** BEGIN Data section **

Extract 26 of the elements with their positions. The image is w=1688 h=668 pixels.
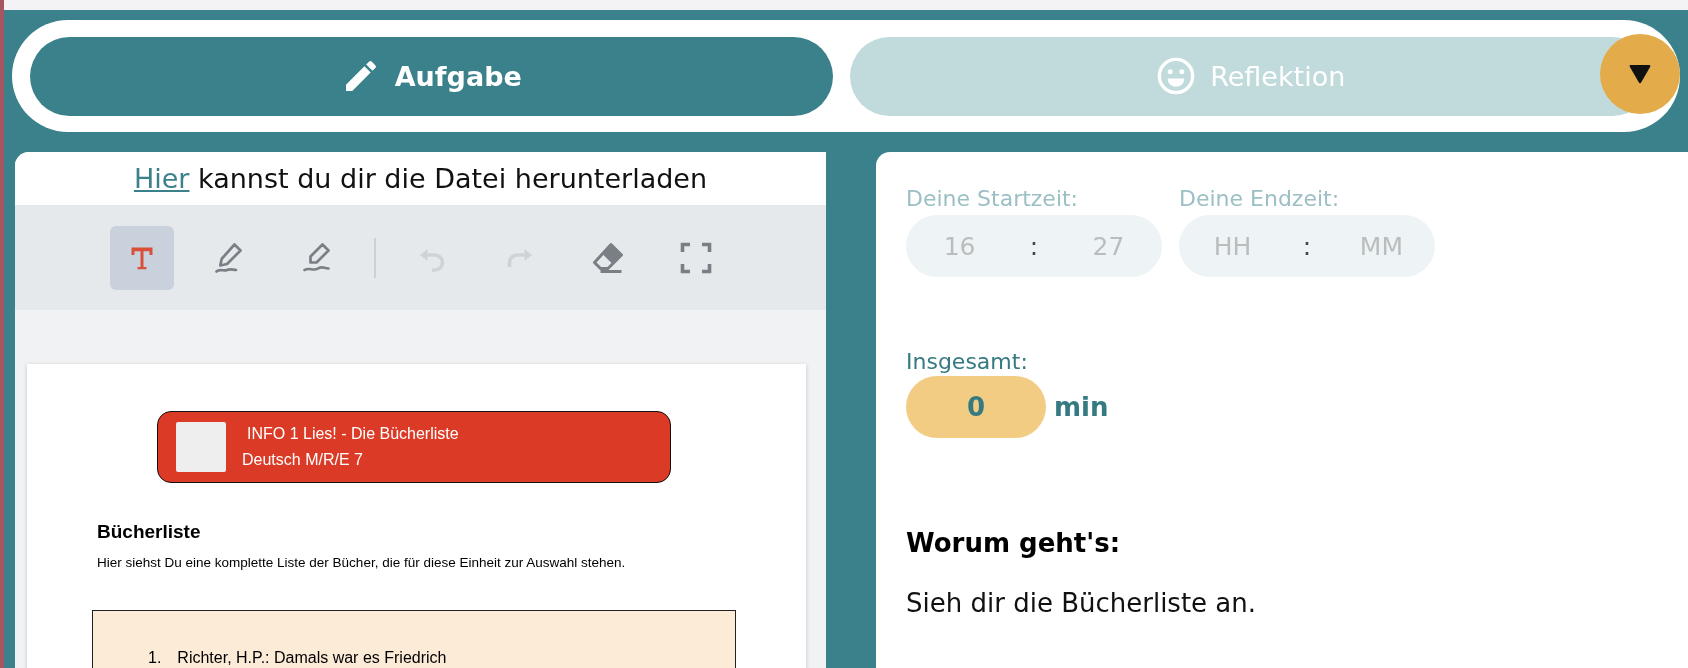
download-text: Hier kannst du dir die Datei herunterladen bbox=[15, 152, 826, 205]
total-minutes-value: 0 bbox=[906, 376, 1046, 438]
time-label: Deine Endzeit: bbox=[1179, 186, 1341, 211]
hour-input[interactable]: HH bbox=[1195, 230, 1270, 262]
text-tool-button[interactable] bbox=[110, 225, 174, 290]
banner-subtitle: Deutsch M/R/E 7 bbox=[242, 451, 364, 469]
minute-input[interactable]: MM bbox=[1344, 230, 1419, 262]
list-number: 1. bbox=[148, 649, 162, 667]
document-heading: Bücherliste bbox=[97, 521, 202, 543]
logo-placeholder bbox=[176, 422, 226, 472]
download-link[interactable]: Hier bbox=[133, 163, 190, 194]
list-item-text: Richter, H.P.: Damals war es Friedrich bbox=[177, 649, 447, 667]
time-separator: : bbox=[1029, 231, 1039, 261]
banner-title: INFO 1 Lies! - Die Bücherliste bbox=[246, 425, 459, 443]
unit-label: min bbox=[1054, 392, 1109, 422]
tab[interactable]: Aufgabe bbox=[30, 36, 833, 116]
task-text: Sieh dir die Bücherliste an. bbox=[906, 588, 1258, 618]
time-label: Deine Startzeit: bbox=[906, 186, 1080, 211]
task-heading: Worum geht's: bbox=[906, 528, 1122, 558]
time-separator: : bbox=[1302, 231, 1312, 261]
document-paragraph: Hier siehst Du eine komplette Liste der Bücher, die für diese Einheit zur Auswahl stehen. bbox=[97, 555, 627, 570]
total-label: Insgesamt: bbox=[906, 349, 1029, 374]
hour-input[interactable]: 16 bbox=[922, 230, 997, 262]
smiley-icon bbox=[1156, 56, 1197, 96]
dropdown-toggle-button[interactable] bbox=[1600, 34, 1680, 114]
minute-input[interactable]: 27 bbox=[1071, 230, 1146, 262]
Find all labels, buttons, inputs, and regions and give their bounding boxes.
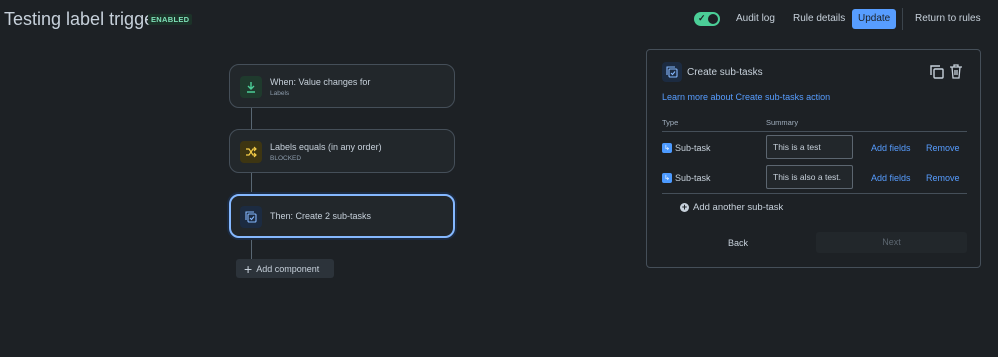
trash-icon[interactable]	[949, 64, 963, 79]
action-node[interactable]: Then: Create 2 sub-tasks	[229, 194, 455, 238]
add-component-label: Add component	[256, 263, 320, 274]
copy-icon[interactable]	[930, 65, 944, 79]
add-another-subtask-button[interactable]: + Add another sub-task	[680, 202, 783, 213]
subtask-type-icon: ↳	[662, 173, 672, 183]
node-title: Then: Create 2 sub-tasks	[270, 211, 372, 221]
trigger-node[interactable]: When: Value changes for Labels	[229, 64, 455, 108]
table-row: ↳ Sub-task Add fields Remove	[662, 135, 967, 161]
divider	[662, 131, 967, 132]
check-icon: ✓	[698, 13, 706, 23]
node-subtitle: Labels	[270, 90, 290, 97]
flow-connector	[251, 108, 252, 130]
shuffle-icon	[240, 141, 262, 163]
plus-icon: +	[244, 260, 253, 277]
table-row: ↳ Sub-task Add fields Remove	[662, 165, 967, 191]
summary-input[interactable]	[766, 135, 853, 159]
flow-connector	[251, 238, 252, 260]
back-button[interactable]: Back	[728, 238, 748, 248]
add-component-button[interactable]: + Add component	[236, 259, 334, 278]
flow-connector	[251, 173, 252, 195]
subtask-type: Sub-task	[675, 143, 711, 153]
subtask-icon	[240, 206, 262, 228]
audit-log-button[interactable]: Audit log	[730, 9, 781, 29]
divider	[662, 193, 967, 194]
add-circle-icon: +	[680, 202, 689, 212]
condition-node[interactable]: Labels equals (in any order) BLOCKED	[229, 129, 455, 173]
column-header-summary: Summary	[766, 118, 799, 127]
remove-link[interactable]: Remove	[926, 143, 960, 153]
field-change-icon	[240, 76, 262, 98]
summary-input[interactable]	[766, 165, 853, 189]
add-fields-link[interactable]: Add fields	[871, 143, 911, 153]
create-subtasks-panel: Create sub-tasks Learn more about Create…	[646, 49, 981, 268]
subtask-type: Sub-task	[675, 173, 711, 183]
node-subtitle: BLOCKED	[270, 155, 302, 162]
panel-title: Create sub-tasks	[687, 67, 763, 78]
column-header-type: Type	[662, 118, 679, 127]
add-another-subtask-label: Add another sub-task	[693, 202, 784, 213]
learn-more-link[interactable]: Learn more about Create sub-tasks action	[662, 92, 830, 102]
page-title: Testing label trigger	[4, 9, 161, 29]
status-badge: ENABLED	[148, 14, 193, 25]
next-button[interactable]: Next	[816, 232, 967, 253]
update-button[interactable]: Update	[852, 9, 897, 29]
subtask-type-icon: ↳	[662, 143, 672, 153]
toggle-knob	[708, 14, 718, 24]
node-title: When: Value changes for	[270, 77, 371, 87]
rule-details-button[interactable]: Rule details	[787, 9, 851, 29]
remove-link[interactable]: Remove	[926, 173, 960, 183]
header-divider	[902, 8, 903, 30]
node-title: Labels equals (in any order)	[270, 142, 382, 152]
rule-enabled-toggle[interactable]: ✓	[694, 12, 720, 26]
subtask-icon	[662, 62, 682, 82]
add-fields-link[interactable]: Add fields	[871, 173, 911, 183]
return-to-rules-button[interactable]: Return to rules	[909, 9, 987, 29]
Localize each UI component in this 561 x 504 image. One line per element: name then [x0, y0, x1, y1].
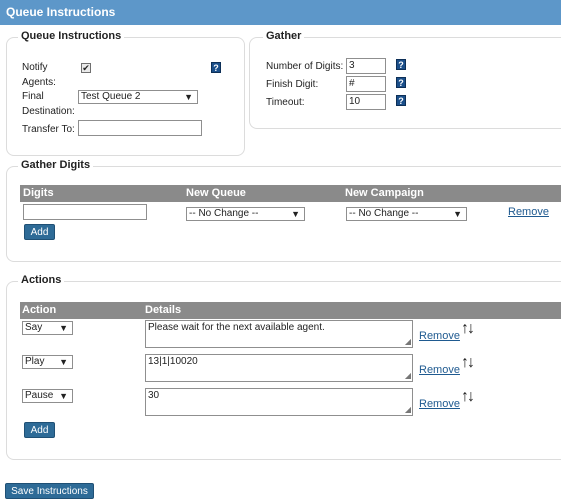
actions-table-header: Action Details — [20, 302, 561, 319]
gather-digits-table-header: Digits New Queue New Campaign — [20, 185, 561, 202]
action-select[interactable]: Say ▼ — [22, 321, 73, 335]
new-queue-column-header: New Queue — [186, 187, 246, 199]
remove-action-link[interactable]: Remove — [419, 364, 460, 376]
details-column-header: Details — [145, 304, 182, 316]
chevron-down-icon: ▼ — [59, 323, 68, 333]
number-of-digits-label: Number of Digits: — [266, 61, 344, 72]
gather-legend: Gather — [263, 30, 305, 42]
resize-grip-icon[interactable]: ◢ — [405, 337, 411, 346]
new-queue-select[interactable]: -- No Change -- ▼ — [186, 207, 305, 221]
add-action-button[interactable]: Add — [24, 422, 55, 438]
add-gather-digit-button[interactable]: Add — [24, 224, 55, 240]
action-value: Say — [25, 322, 43, 333]
digits-column-header: Digits — [23, 187, 54, 199]
chevron-down-icon: ▼ — [59, 391, 68, 401]
digits-input[interactable] — [23, 204, 147, 220]
page-title: Queue Instructions — [6, 5, 116, 19]
finish-digit-input[interactable]: # — [346, 76, 386, 92]
notify-agents-checkbox[interactable]: ✔ — [81, 63, 91, 73]
action-details-value: Please wait for the next available agent… — [148, 322, 325, 333]
action-details-value: 30 — [148, 390, 160, 401]
chevron-down-icon: ▼ — [59, 357, 68, 367]
notify-agents-label-line1: Notify — [22, 62, 48, 73]
notify-agents-help-icon[interactable]: ? — [211, 62, 221, 73]
remove-action-link[interactable]: Remove — [419, 398, 460, 410]
action-value: Play — [25, 356, 45, 367]
new-campaign-column-header: New Campaign — [345, 187, 424, 199]
remove-gather-digit-link[interactable]: Remove — [508, 206, 549, 218]
timeout-input[interactable]: 10 — [346, 94, 386, 110]
new-campaign-select[interactable]: -- No Change -- ▼ — [346, 207, 467, 221]
final-destination-label-line2: Destination: — [22, 106, 75, 117]
new-queue-value: -- No Change -- — [189, 208, 259, 219]
new-campaign-value: -- No Change -- — [349, 208, 419, 219]
action-details-textarea[interactable]: 13|1|10020 ◢ — [145, 354, 413, 382]
finish-digit-label: Finish Digit: — [266, 79, 319, 90]
transfer-to-input[interactable] — [78, 120, 202, 136]
action-details-textarea[interactable]: Please wait for the next available agent… — [145, 320, 413, 348]
reorder-arrows-icon[interactable]: ↑↓ — [461, 354, 475, 372]
final-destination-select[interactable]: Test Queue 2 ▼ — [78, 90, 198, 104]
action-details-textarea[interactable]: 30 ◢ — [145, 388, 413, 416]
number-of-digits-help-icon[interactable]: ? — [396, 59, 406, 70]
action-column-header: Action — [22, 304, 57, 316]
transfer-to-label: Transfer To: — [22, 124, 75, 135]
action-select[interactable]: Pause ▼ — [22, 389, 73, 403]
timeout-label: Timeout: — [266, 97, 305, 108]
reorder-arrows-icon[interactable]: ↑↓ — [461, 388, 475, 406]
chevron-down-icon: ▼ — [184, 92, 193, 102]
page-title-bar: Queue Instructions — [0, 0, 561, 25]
save-instructions-button[interactable]: Save Instructions — [5, 483, 94, 499]
final-destination-label-line1: Final — [22, 91, 44, 102]
chevron-down-icon: ▼ — [291, 209, 300, 219]
action-details-value: 13|1|10020 — [148, 356, 198, 367]
final-destination-value: Test Queue 2 — [81, 91, 141, 102]
queue-instructions-legend: Queue Instructions — [18, 30, 125, 42]
finish-digit-help-icon[interactable]: ? — [396, 77, 406, 88]
resize-grip-icon[interactable]: ◢ — [405, 405, 411, 414]
action-select[interactable]: Play ▼ — [22, 355, 73, 369]
notify-agents-label-line2: Agents: — [22, 77, 56, 88]
timeout-help-icon[interactable]: ? — [396, 95, 406, 106]
remove-action-link[interactable]: Remove — [419, 330, 460, 342]
resize-grip-icon[interactable]: ◢ — [405, 371, 411, 380]
action-value: Pause — [25, 390, 54, 401]
number-of-digits-input[interactable]: 3 — [346, 58, 386, 74]
gather-digits-legend: Gather Digits — [18, 159, 94, 171]
actions-legend: Actions — [18, 274, 65, 286]
chevron-down-icon: ▼ — [453, 209, 462, 219]
reorder-arrows-icon[interactable]: ↑↓ — [461, 320, 475, 338]
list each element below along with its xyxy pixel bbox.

** END Data section **

:: Exercise instructions ::
Can you express the lines as a Markdown table with the columns No. and Line, giving each line a row number and leaving out blank lines? Begin at the line that contains "download-text: Hier kannst" and stop after the line that contains "time-separator: : bbox=[1302, 231, 1312, 261]".

:: Exercise answer ::
| No. | Line |
|---|---|
| 1 | download-text: Hier kannst du dir die Datei herunterladen bbox=[15, 152, 826, 205] |
| 2 | total-minutes-value: 0 bbox=[906, 376, 1046, 438] |
| 3 | time-label: Deine Endzeit: bbox=[1179, 186, 1341, 211] |
| 4 | hour-input[interactable]: HH bbox=[1195, 230, 1270, 262] |
| 5 | text-tool-button[interactable] bbox=[110, 225, 174, 290] |
| 6 | banner-subtitle: Deutsch M/R/E 7 bbox=[242, 451, 364, 469] |
| 7 | minute-input[interactable]: MM bbox=[1344, 230, 1419, 262] |
| 8 | list-number: 1. bbox=[148, 649, 162, 667] |
| 9 | document-heading: Bücherliste bbox=[97, 521, 202, 543] |
| 10 | logo-placeholder bbox=[176, 422, 226, 472] |
| 11 | download-link[interactable]: Hier bbox=[133, 163, 190, 194] |
| 12 | list-item-text: Richter, H.P.: Damals war es Friedrich bbox=[177, 649, 447, 667] |
| 13 | time-separator: : bbox=[1029, 231, 1039, 261] |
| 14 | banner-title: INFO 1 Lies! - Die Bücherliste bbox=[246, 425, 459, 443] |
| 15 | unit-label: min bbox=[1054, 392, 1109, 422] |
| 16 | tab[interactable]: Aufgabe bbox=[30, 36, 833, 116] |
| 17 | task-text: Sieh dir die Bücherliste an. bbox=[906, 588, 1258, 618] |
| 18 | time-label: Deine Startzeit: bbox=[906, 186, 1080, 211] |
| 19 | task-heading: Worum geht's: bbox=[906, 528, 1122, 558] |
| 20 | time-separator: : bbox=[1302, 231, 1312, 261] |